** Begin **
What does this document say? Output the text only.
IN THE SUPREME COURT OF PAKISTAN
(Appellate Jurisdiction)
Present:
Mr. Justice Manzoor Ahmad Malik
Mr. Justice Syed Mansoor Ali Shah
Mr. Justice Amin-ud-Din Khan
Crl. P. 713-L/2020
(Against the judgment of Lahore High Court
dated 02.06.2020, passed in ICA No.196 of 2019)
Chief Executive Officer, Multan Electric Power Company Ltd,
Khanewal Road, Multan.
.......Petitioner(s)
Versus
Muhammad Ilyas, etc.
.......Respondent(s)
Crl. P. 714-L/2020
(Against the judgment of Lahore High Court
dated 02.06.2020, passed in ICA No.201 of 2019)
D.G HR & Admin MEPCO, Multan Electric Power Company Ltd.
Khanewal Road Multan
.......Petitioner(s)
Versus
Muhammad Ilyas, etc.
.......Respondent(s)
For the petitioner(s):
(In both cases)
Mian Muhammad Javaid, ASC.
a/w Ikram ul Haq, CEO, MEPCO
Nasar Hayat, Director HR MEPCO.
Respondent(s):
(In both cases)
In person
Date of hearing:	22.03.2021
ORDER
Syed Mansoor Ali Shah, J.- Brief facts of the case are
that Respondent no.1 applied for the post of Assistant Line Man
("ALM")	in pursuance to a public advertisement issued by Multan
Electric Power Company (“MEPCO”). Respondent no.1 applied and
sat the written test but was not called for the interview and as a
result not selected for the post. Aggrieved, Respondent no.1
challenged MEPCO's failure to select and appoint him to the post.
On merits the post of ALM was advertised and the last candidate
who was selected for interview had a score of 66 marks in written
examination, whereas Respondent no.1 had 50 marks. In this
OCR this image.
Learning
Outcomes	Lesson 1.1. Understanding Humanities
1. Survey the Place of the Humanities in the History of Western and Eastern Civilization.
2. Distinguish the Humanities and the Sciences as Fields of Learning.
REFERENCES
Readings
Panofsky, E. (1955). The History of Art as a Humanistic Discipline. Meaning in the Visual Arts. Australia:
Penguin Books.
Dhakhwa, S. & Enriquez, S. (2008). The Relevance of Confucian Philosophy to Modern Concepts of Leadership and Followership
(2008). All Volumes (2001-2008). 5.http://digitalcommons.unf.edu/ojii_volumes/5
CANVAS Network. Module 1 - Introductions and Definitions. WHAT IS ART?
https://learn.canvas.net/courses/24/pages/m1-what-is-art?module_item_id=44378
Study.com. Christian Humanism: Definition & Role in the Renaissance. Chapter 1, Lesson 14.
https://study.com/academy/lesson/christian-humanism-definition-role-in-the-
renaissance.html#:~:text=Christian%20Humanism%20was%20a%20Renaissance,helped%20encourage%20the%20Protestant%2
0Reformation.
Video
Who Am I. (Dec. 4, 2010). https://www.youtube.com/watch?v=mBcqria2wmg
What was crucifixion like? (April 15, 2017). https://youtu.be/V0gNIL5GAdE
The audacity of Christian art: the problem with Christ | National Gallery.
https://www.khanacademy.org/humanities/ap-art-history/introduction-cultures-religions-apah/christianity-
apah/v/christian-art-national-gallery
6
** End **
The exercise:
Transcribe all of the entries without altering anything.

Exercise output:
What does this document say? Output the text only.
IN THE SUPREME COURT OF PAKISTAN
(Appellate Jurisdiction)
Present:
Mr. Justice Manzoor Ahmad Malik
Mr. Justice Syed Mansoor Ali Shah
Mr. Justice Amin-ud-Din Khan
Crl. P. 713-L/2020
(Against the judgment of Lahore High Court
dated 02.06.2020, passed in ICA No.196 of 2019)
Chief Executive Officer, Multan Electric Power Company Ltd,
Khanewal Road, Multan.
.......Petitioner(s)
Versus
Muhammad Ilyas, etc.
.......Respondent(s)
Crl. P. 714-L/2020
(Against the judgment of Lahore High Court
dated 02.06.2020, passed in ICA No.201 of 2019)
D.G HR & Admin MEPCO, Multan Electric Power Company Ltd.
Khanewal Road Multan
.......Petitioner(s)
Versus
Muhammad Ilyas, etc.
.......Respondent(s)
For the petitioner(s):
(In both cases)
Mian Muhammad Javaid, ASC.
a/w Ikram ul Haq, CEO, MEPCO
Nasar Hayat, Director HR MEPCO.
Respondent(s):
(In both cases)
In person
Date of hearing:	22.03.2021
ORDER
Syed Mansoor Ali Shah, J.- Brief facts of the case are
that Respondent no.1 applied for the post of Assistant Line Man
("ALM")	in pursuance to a public advertisement issued by Multan
Electric Power Company (“MEPCO”). Respondent no.1 applied and
sat the written test but was not called for the interview and as a
result not selected for the post. Aggrieved, Respondent no.1
challenged MEPCO's failure to select and appoint him to the post.
On merits the post of ALM was advertised and the last candidate
who was selected for interview had a score of 66 marks in written
examination, whereas Respondent no.1 had 50 marks. In this
OCR this image.
Learning
Outcomes	Lesson 1.1. Understanding Humanities
1. Survey the Place of the Humanities in the History of Western and Eastern Civilization.
2. Distinguish the Humanities and the Sciences as Fields of Learning.
REFERENCES
Readings
Panofsky, E. (1955). The History of Art as a Humanistic Discipline. Meaning in the Visual Arts. Australia:
Penguin Books.
Dhakhwa, S. & Enriquez, S. (2008). The Relevance of Confucian Philosophy to Modern Concepts of Leadership and Followership
(2008). All Volumes (2001-2008). 5.http://digitalcommons.unf.edu/ojii_volumes/5
CANVAS Network. Module 1 - Introductions and Definitions. WHAT IS ART?
https://learn.canvas.net/courses/24/pages/m1-what-is-art?module_item_id=44378
Study.com. Christian Humanism: Definition & Role in the Renaissance. Chapter 1, Lesson 14.
https://study.com/academy/lesson/christian-humanism-definition-role-in-the-
renaissance.html#:~:text=Christian%20Humanism%20was%20a%20Renaissance,helped%20encourage%20the%20Protestant%2
0Reformation.
Video
Who Am I. (Dec. 4, 2010). https://www.youtube.com/watch?v=mBcqria2wmg
What was crucifixion like? (April 15, 2017). https://youtu.be/V0gNIL5GAdE
The audacity of Christian art: the problem with Christ | National Gallery.
https://www.khanacademy.org/humanities/ap-art-history/introduction-cultures-religions-apah/christianity-
apah/v/christian-art-national-gallery
6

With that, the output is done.